Omit every picture, then give all the entries again exactly.
#####
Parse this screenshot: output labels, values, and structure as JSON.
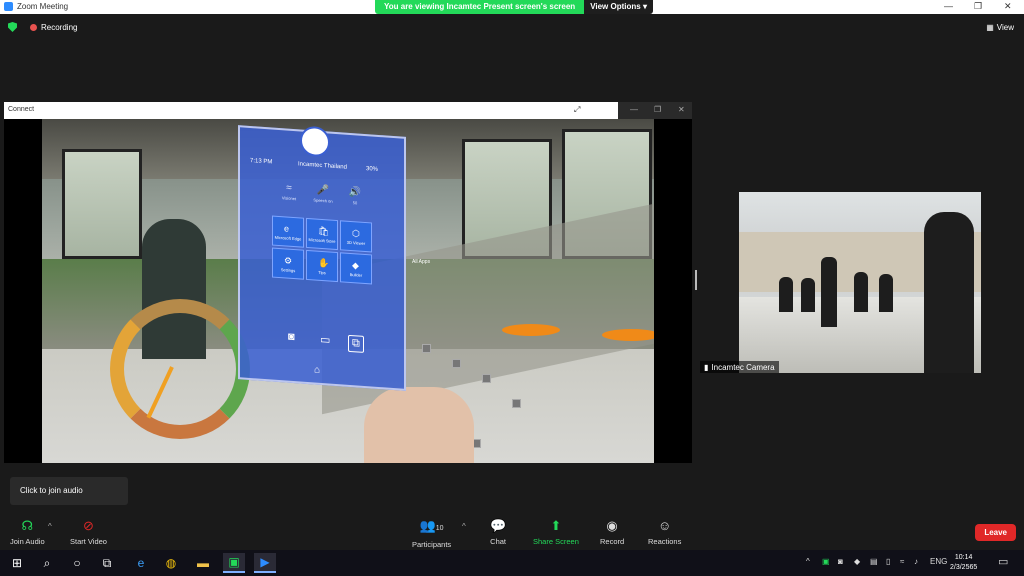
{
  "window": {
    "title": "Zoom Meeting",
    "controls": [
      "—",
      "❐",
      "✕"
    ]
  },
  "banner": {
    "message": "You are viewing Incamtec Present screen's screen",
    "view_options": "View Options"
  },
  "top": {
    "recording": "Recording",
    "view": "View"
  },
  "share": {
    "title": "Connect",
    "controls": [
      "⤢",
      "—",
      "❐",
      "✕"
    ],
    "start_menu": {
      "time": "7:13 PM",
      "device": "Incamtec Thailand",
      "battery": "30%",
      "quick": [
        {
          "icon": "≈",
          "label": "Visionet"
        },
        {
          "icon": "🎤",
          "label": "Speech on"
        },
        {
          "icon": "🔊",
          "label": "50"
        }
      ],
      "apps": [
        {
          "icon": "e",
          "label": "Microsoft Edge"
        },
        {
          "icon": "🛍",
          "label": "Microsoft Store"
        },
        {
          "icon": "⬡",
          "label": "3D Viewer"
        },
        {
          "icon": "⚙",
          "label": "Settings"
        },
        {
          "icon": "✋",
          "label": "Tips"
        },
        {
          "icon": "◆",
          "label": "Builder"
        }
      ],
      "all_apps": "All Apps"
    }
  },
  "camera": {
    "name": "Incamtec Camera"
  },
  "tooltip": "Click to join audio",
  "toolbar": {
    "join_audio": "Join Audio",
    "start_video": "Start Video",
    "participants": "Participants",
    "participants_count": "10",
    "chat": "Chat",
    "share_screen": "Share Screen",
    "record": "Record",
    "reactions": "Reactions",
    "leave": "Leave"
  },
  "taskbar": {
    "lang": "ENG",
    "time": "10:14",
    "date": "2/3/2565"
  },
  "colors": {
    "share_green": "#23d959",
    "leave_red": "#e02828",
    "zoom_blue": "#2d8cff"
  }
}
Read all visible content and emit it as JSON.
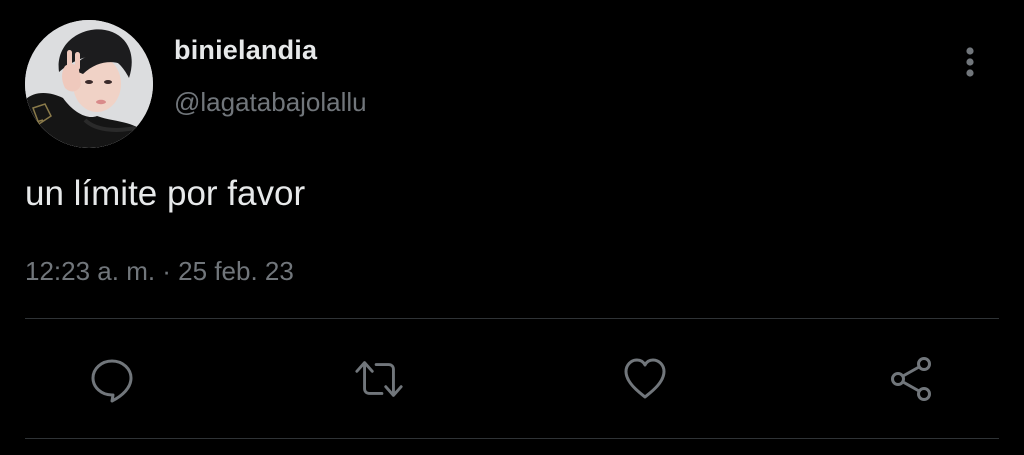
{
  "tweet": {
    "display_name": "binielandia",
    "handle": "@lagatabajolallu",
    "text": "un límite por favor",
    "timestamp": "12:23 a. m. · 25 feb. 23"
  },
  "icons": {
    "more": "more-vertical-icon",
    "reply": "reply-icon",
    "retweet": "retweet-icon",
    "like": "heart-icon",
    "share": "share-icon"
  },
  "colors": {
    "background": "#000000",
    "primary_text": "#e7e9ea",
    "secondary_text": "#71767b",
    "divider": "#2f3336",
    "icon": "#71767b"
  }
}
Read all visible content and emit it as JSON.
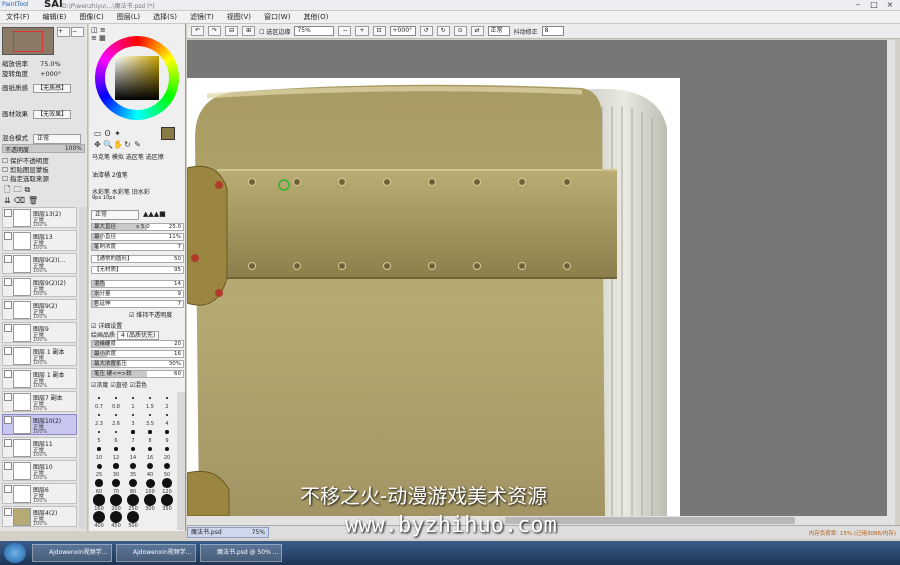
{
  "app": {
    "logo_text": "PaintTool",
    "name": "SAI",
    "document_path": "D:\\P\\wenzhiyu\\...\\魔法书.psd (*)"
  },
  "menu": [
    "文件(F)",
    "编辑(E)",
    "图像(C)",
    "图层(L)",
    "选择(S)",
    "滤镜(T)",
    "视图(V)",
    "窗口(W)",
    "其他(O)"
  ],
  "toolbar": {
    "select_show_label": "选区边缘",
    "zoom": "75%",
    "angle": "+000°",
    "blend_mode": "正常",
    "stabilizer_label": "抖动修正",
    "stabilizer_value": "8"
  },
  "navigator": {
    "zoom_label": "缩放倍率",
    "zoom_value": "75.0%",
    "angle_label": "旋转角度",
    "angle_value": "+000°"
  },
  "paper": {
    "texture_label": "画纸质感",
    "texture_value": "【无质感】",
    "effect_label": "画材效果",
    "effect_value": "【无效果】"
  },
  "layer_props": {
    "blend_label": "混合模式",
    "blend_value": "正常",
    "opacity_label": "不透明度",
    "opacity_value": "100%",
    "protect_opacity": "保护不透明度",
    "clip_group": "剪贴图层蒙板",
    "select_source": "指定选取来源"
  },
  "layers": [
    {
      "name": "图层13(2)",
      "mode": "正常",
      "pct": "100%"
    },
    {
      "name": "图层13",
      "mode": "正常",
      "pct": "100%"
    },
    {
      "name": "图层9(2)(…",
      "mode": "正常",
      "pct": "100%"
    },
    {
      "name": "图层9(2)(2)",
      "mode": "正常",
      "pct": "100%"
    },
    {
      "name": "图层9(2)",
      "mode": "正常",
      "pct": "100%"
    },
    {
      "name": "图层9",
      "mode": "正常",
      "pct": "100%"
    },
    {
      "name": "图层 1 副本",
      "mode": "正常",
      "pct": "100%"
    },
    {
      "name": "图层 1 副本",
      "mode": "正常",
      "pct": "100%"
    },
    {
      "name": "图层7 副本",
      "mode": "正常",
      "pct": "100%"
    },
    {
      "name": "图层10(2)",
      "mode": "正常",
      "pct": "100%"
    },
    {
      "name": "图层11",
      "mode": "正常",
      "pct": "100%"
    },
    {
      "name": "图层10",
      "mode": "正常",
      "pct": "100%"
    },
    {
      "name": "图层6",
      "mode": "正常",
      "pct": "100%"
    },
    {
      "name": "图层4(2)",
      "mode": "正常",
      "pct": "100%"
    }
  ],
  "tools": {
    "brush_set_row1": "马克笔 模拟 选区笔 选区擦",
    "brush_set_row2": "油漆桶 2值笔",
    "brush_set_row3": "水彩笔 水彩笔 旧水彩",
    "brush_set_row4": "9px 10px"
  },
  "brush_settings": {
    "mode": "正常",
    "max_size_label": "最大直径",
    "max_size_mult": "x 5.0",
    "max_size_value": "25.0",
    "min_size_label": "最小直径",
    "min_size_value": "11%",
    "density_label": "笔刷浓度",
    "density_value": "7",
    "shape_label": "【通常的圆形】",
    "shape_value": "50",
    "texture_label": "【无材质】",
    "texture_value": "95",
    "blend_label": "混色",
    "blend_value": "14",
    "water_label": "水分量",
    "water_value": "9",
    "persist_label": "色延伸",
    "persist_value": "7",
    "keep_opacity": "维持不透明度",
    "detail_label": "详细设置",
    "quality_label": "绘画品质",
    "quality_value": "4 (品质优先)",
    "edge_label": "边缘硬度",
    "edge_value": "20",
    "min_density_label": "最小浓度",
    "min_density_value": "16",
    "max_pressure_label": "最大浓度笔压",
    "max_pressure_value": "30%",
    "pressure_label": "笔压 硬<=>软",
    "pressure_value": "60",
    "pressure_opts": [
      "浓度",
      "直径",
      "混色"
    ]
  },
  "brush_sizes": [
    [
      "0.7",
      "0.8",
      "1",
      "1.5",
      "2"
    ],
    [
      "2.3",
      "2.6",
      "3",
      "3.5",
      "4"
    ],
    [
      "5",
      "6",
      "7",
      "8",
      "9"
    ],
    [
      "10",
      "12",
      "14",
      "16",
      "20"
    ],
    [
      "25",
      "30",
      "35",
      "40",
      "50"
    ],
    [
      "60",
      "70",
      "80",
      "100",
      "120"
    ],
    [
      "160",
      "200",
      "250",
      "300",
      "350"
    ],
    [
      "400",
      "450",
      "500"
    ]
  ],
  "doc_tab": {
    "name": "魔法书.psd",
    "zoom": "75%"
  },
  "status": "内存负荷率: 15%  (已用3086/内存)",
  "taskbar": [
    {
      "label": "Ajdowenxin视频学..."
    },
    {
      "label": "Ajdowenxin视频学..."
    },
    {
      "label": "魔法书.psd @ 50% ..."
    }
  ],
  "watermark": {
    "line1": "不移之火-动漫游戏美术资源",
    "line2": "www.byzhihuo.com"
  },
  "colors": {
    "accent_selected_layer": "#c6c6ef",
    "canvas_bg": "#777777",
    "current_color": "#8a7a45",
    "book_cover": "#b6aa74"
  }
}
#####
_RESPONSE_
Parse this screenshot: output labels, values, and structure as JSON.
{
  "window": {
    "title": "Zoom Meeting",
    "controls": [
      "—",
      "❐",
      "✕"
    ]
  },
  "banner": {
    "message": "You are viewing Incamtec Present screen's screen",
    "view_options": "View Options"
  },
  "top": {
    "recording": "Recording",
    "view": "View"
  },
  "share": {
    "title": "Connect",
    "controls": [
      "⤢",
      "—",
      "❐",
      "✕"
    ],
    "start_menu": {
      "time": "7:13 PM",
      "device": "Incamtec Thailand",
      "battery": "30%",
      "quick": [
        {
          "icon": "≈",
          "label": "Visionet"
        },
        {
          "icon": "🎤",
          "label": "Speech on"
        },
        {
          "icon": "🔊",
          "label": "50"
        }
      ],
      "apps": [
        {
          "icon": "e",
          "label": "Microsoft Edge"
        },
        {
          "icon": "🛍",
          "label": "Microsoft Store"
        },
        {
          "icon": "⬡",
          "label": "3D Viewer"
        },
        {
          "icon": "⚙",
          "label": "Settings"
        },
        {
          "icon": "✋",
          "label": "Tips"
        },
        {
          "icon": "◆",
          "label": "Builder"
        }
      ],
      "all_apps": "All Apps"
    }
  },
  "camera": {
    "name": "Incamtec Camera"
  },
  "tooltip": "Click to join audio",
  "toolbar": {
    "join_audio": "Join Audio",
    "start_video": "Start Video",
    "participants": "Participants",
    "participants_count": "10",
    "chat": "Chat",
    "share_screen": "Share Screen",
    "record": "Record",
    "reactions": "Reactions",
    "leave": "Leave"
  },
  "taskbar": {
    "lang": "ENG",
    "time": "10:14",
    "date": "2/3/2565"
  },
  "colors": {
    "share_green": "#23d959",
    "leave_red": "#e02828",
    "zoom_blue": "#2d8cff"
  }
}
Read all visible content and emit it as JSON.
{
  "tweet": {
    "display_name": "binielandia",
    "handle": "@lagatabajolallu",
    "text": "un límite por favor",
    "timestamp": "12:23 a. m. · 25 feb. 23"
  },
  "icons": {
    "more": "more-vertical-icon",
    "reply": "reply-icon",
    "retweet": "retweet-icon",
    "like": "heart-icon",
    "share": "share-icon"
  },
  "colors": {
    "background": "#000000",
    "primary_text": "#e7e9ea",
    "secondary_text": "#71767b",
    "divider": "#2f3336",
    "icon": "#71767b"
  }
}
Read all visible content and emit it as JSON.
{
  "app": {
    "logo_text": "PaintTool",
    "name": "SAI",
    "document_path": "D:\\P\\wenzhiyu\\...\\魔法书.psd (*)"
  },
  "menu": [
    "文件(F)",
    "编辑(E)",
    "图像(C)",
    "图层(L)",
    "选择(S)",
    "滤镜(T)",
    "视图(V)",
    "窗口(W)",
    "其他(O)"
  ],
  "toolbar": {
    "select_show_label": "选区边缘",
    "zoom": "75%",
    "angle": "+000°",
    "blend_mode": "正常",
    "stabilizer_label": "抖动修正",
    "stabilizer_value": "8"
  },
  "navigator": {
    "zoom_label": "缩放倍率",
    "zoom_value": "75.0%",
    "angle_label": "旋转角度",
    "angle_value": "+000°"
  },
  "paper": {
    "texture_label": "画纸质感",
    "texture_value": "【无质感】",
    "effect_label": "画材效果",
    "effect_value": "【无效果】"
  },
  "layer_props": {
    "blend_label": "混合模式",
    "blend_value": "正常",
    "opacity_label": "不透明度",
    "opacity_value": "100%",
    "protect_opacity": "保护不透明度",
    "clip_group": "剪贴图层蒙板",
    "select_source": "指定选取来源"
  },
  "layers": [
    {
      "name": "图层13(2)",
      "mode": "正常",
      "pct": "100%"
    },
    {
      "name": "图层13",
      "mode": "正常",
      "pct": "100%"
    },
    {
      "name": "图层9(2)(…",
      "mode": "正常",
      "pct": "100%"
    },
    {
      "name": "图层9(2)(2)",
      "mode": "正常",
      "pct": "100%"
    },
    {
      "name": "图层9(2)",
      "mode": "正常",
      "pct": "100%"
    },
    {
      "name": "图层9",
      "mode": "正常",
      "pct": "100%"
    },
    {
      "name": "图层 1 副本",
      "mode": "正常",
      "pct": "100%"
    },
    {
      "name": "图层 1 副本",
      "mode": "正常",
      "pct": "100%"
    },
    {
      "name": "图层7 副本",
      "mode": "正常",
      "pct": "100%"
    },
    {
      "name": "图层10(2)",
      "mode": "正常",
      "pct": "100%"
    },
    {
      "name": "图层11",
      "mode": "正常",
      "pct": "100%"
    },
    {
      "name": "图层10",
      "mode": "正常",
      "pct": "100%"
    },
    {
      "name": "图层6",
      "mode": "正常",
      "pct": "100%"
    },
    {
      "name": "图层4(2)",
      "mode": "正常",
      "pct": "100%"
    }
  ],
  "tools": {
    "brush_set_row1": "马克笔 模拟 选区笔 选区擦",
    "brush_set_row2": "油漆桶 2值笔",
    "brush_set_row3": "水彩笔 水彩笔 旧水彩",
    "brush_set_row4": "9px 10px"
  },
  "brush_settings": {
    "mode": "正常",
    "max_size_label": "最大直径",
    "max_size_mult": "x 5.0",
    "max_size_value": "25.0",
    "min_size_label": "最小直径",
    "min_size_value": "11%",
    "density_label": "笔刷浓度",
    "density_value": "7",
    "shape_label": "【通常的圆形】",
    "shape_value": "50",
    "texture_label": "【无材质】",
    "texture_value": "95",
    "blend_label": "混色",
    "blend_value": "14",
    "water_label": "水分量",
    "water_value": "9",
    "persist_label": "色延伸",
    "persist_value": "7",
    "keep_opacity": "维持不透明度",
    "detail_label": "详细设置",
    "quality_label": "绘画品质",
    "quality_value": "4 (品质优先)",
    "edge_label": "边缘硬度",
    "edge_value": "20",
    "min_density_label": "最小浓度",
    "min_density_value": "16",
    "max_pressure_label": "最大浓度笔压",
    "max_pressure_value": "30%",
    "pressure_label": "笔压 硬<=>软",
    "pressure_value": "60",
    "pressure_opts": [
      "浓度",
      "直径",
      "混色"
    ]
  },
  "brush_sizes": [
    [
      "0.7",
      "0.8",
      "1",
      "1.5",
      "2"
    ],
    [
      "2.3",
      "2.6",
      "3",
      "3.5",
      "4"
    ],
    [
      "5",
      "6",
      "7",
      "8",
      "9"
    ],
    [
      "10",
      "12",
      "14",
      "16",
      "20"
    ],
    [
      "25",
      "30",
      "35",
      "40",
      "50"
    ],
    [
      "60",
      "70",
      "80",
      "100",
      "120"
    ],
    [
      "160",
      "200",
      "250",
      "300",
      "350"
    ],
    [
      "400",
      "450",
      "500"
    ]
  ],
  "doc_tab": {
    "name": "魔法书.psd",
    "zoom": "75%"
  },
  "status": "内存负荷率: 15%  (已用3086/内存)",
  "taskbar": [
    {
      "label": "Ajdowenxin视频学..."
    },
    {
      "label": "Ajdowenxin视频学..."
    },
    {
      "label": "魔法书.psd @ 50% ..."
    }
  ],
  "watermark": {
    "line1": "不移之火-动漫游戏美术资源",
    "line2": "www.byzhihuo.com"
  },
  "colors": {
    "accent_selected_layer": "#c6c6ef",
    "canvas_bg": "#777777",
    "current_color": "#8a7a45",
    "book_cover": "#b6aa74"
  }
}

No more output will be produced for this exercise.